Please output the lines shown below exactly as they appear.

### Raw data

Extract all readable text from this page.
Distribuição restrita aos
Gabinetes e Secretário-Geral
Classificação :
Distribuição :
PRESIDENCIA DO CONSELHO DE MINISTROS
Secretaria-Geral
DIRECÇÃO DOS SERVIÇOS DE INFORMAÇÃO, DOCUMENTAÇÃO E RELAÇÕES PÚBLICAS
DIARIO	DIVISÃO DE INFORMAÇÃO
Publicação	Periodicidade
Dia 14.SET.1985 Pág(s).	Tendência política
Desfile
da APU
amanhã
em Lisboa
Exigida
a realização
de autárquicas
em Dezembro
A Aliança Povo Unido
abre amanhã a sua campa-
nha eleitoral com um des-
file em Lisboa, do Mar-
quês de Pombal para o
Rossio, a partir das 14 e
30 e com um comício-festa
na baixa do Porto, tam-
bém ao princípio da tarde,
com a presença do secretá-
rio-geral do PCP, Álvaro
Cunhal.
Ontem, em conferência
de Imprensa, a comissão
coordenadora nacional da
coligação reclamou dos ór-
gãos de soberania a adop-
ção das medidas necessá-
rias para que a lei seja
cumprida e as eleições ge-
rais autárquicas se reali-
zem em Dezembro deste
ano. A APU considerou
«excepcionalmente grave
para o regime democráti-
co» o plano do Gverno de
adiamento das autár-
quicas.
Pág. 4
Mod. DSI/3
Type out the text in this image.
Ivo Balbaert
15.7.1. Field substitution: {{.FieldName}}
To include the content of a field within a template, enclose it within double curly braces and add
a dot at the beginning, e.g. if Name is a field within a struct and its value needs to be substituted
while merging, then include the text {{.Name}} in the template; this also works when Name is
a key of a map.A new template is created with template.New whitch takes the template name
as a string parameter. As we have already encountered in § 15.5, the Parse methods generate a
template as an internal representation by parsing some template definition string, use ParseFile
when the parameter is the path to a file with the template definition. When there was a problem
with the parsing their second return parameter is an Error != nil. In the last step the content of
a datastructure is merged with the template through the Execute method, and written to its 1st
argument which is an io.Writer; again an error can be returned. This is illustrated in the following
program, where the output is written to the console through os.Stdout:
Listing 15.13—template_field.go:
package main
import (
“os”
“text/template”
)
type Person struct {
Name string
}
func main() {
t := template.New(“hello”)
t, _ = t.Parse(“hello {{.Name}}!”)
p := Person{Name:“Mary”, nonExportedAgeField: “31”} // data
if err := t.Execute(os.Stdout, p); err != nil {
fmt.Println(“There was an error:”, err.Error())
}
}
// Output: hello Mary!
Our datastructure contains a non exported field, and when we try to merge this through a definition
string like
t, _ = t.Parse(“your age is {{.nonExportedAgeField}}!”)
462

######

## Task answer
Extract all readable text from this page.
Distribuição restrita aos
Gabinetes e Secretário-Geral
Classificação :
Distribuição :
PRESIDENCIA DO CONSELHO DE MINISTROS
Secretaria-Geral
DIRECÇÃO DOS SERVIÇOS DE INFORMAÇÃO, DOCUMENTAÇÃO E RELAÇÕES PÚBLICAS
DIARIO	DIVISÃO DE INFORMAÇÃO
Publicação	Periodicidade
Dia 14.SET.1985 Pág(s).	Tendência política
Desfile
da APU
amanhã
em Lisboa
Exigida
a realização
de autárquicas
em Dezembro
A Aliança Povo Unido
abre amanhã a sua campa-
nha eleitoral com um des-
file em Lisboa, do Mar-
quês de Pombal para o
Rossio, a partir das 14 e
30 e com um comício-festa
na baixa do Porto, tam-
bém ao princípio da tarde,
com a presença do secretá-
rio-geral do PCP, Álvaro
Cunhal.
Ontem, em conferência
de Imprensa, a comissão
coordenadora nacional da
coligação reclamou dos ór-
gãos de soberania a adop-
ção das medidas necessá-
rias para que a lei seja
cumprida e as eleições ge-
rais autárquicas se reali-
zem em Dezembro deste
ano. A APU considerou
«excepcionalmente grave
para o regime democráti-
co» o plano do Gverno de
adiamento das autár-
quicas.
Pág. 4
Mod. DSI/3
Type out the text in this image.
Ivo Balbaert
15.7.1. Field substitution: {{.FieldName}}
To include the content of a field within a template, enclose it within double curly braces and add
a dot at the beginning, e.g. if Name is a field within a struct and its value needs to be substituted
while merging, then include the text {{.Name}} in the template; this also works when Name is
a key of a map.A new template is created with template.New whitch takes the template name
as a string parameter. As we have already encountered in § 15.5, the Parse methods generate a
template as an internal representation by parsing some template definition string, use ParseFile
when the parameter is the path to a file with the template definition. When there was a problem
with the parsing their second return parameter is an Error != nil. In the last step the content of
a datastructure is merged with the template through the Execute method, and written to its 1st
argument which is an io.Writer; again an error can be returned. This is illustrated in the following
program, where the output is written to the console through os.Stdout:
Listing 15.13—template_field.go:
package main
import (
“os”
“text/template”
)
type Person struct {
Name string
}
func main() {
t := template.New(“hello”)
t, _ = t.Parse(“hello {{.Name}}!”)
p := Person{Name:“Mary”, nonExportedAgeField: “31”} // data
if err := t.Execute(os.Stdout, p); err != nil {
fmt.Println(“There was an error:”, err.Error())
}
}
// Output: hello Mary!
Our datastructure contains a non exported field, and when we try to merge this through a definition
string like
t, _ = t.Parse(“your age is {{.nonExportedAgeField}}!”)
462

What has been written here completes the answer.